Records from a collection:
——————
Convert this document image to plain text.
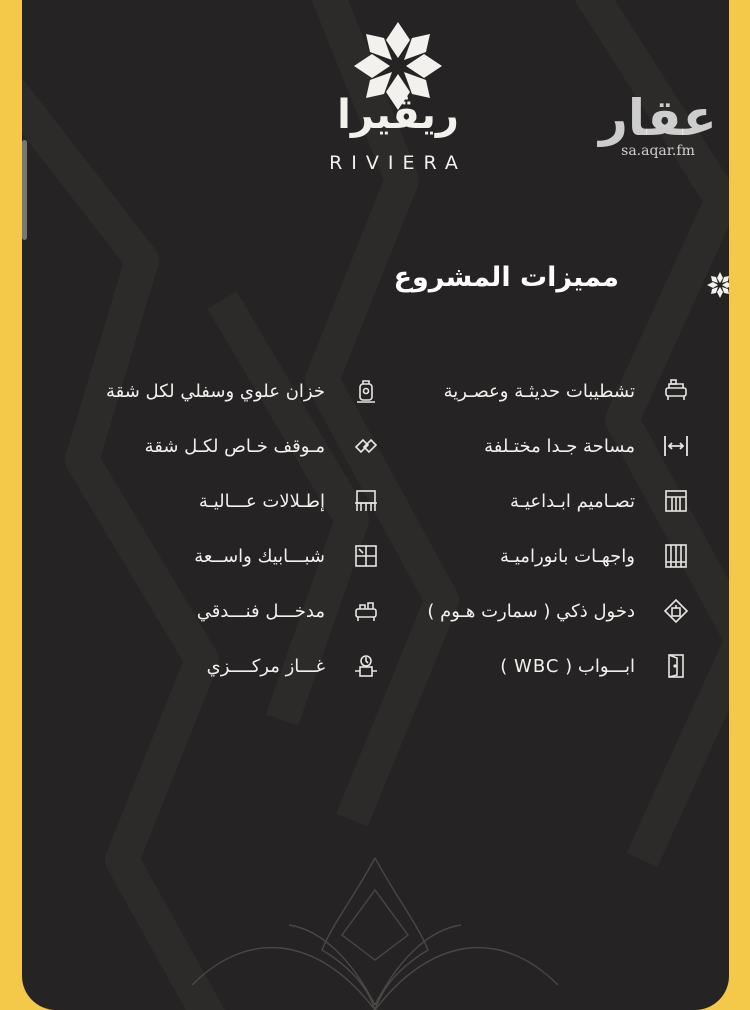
ريڤيرا
RIVIERA
مميزات المشروع
تشطيبات حديثـة وعصـرية
مساحة جـدا مختـلفة
تصـاميم ابـداعيـة
واجهـات بانوراميـة
دخول ذكي ( سمارت هـوم )
ابـــواب ( WBC )
خزان علوي وسفلي لكل شقة
مـوقف خـاص لكـل شقة
إطـلالات عـــاليـة
شبـــابيك واســعة
مدخـــل فنـــدقي
غـــاز مركــــزي
عقار
sa.aqar.fm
——————
SHORT TASK:
Quote the material in full and exactly; do not carry over its pictures.

ANSWER TO THE PROBLEM:
Convert this document image to plain text.
ريڤيرا
RIVIERA
مميزات المشروع
تشطيبات حديثـة وعصـرية
مساحة جـدا مختـلفة
تصـاميم ابـداعيـة
واجهـات بانوراميـة
دخول ذكي ( سمارت هـوم )
ابـــواب ( WBC )
خزان علوي وسفلي لكل شقة
مـوقف خـاص لكـل شقة
إطـلالات عـــاليـة
شبـــابيك واســعة
مدخـــل فنـــدقي
غـــاز مركــــزي
عقار
sa.aqar.fm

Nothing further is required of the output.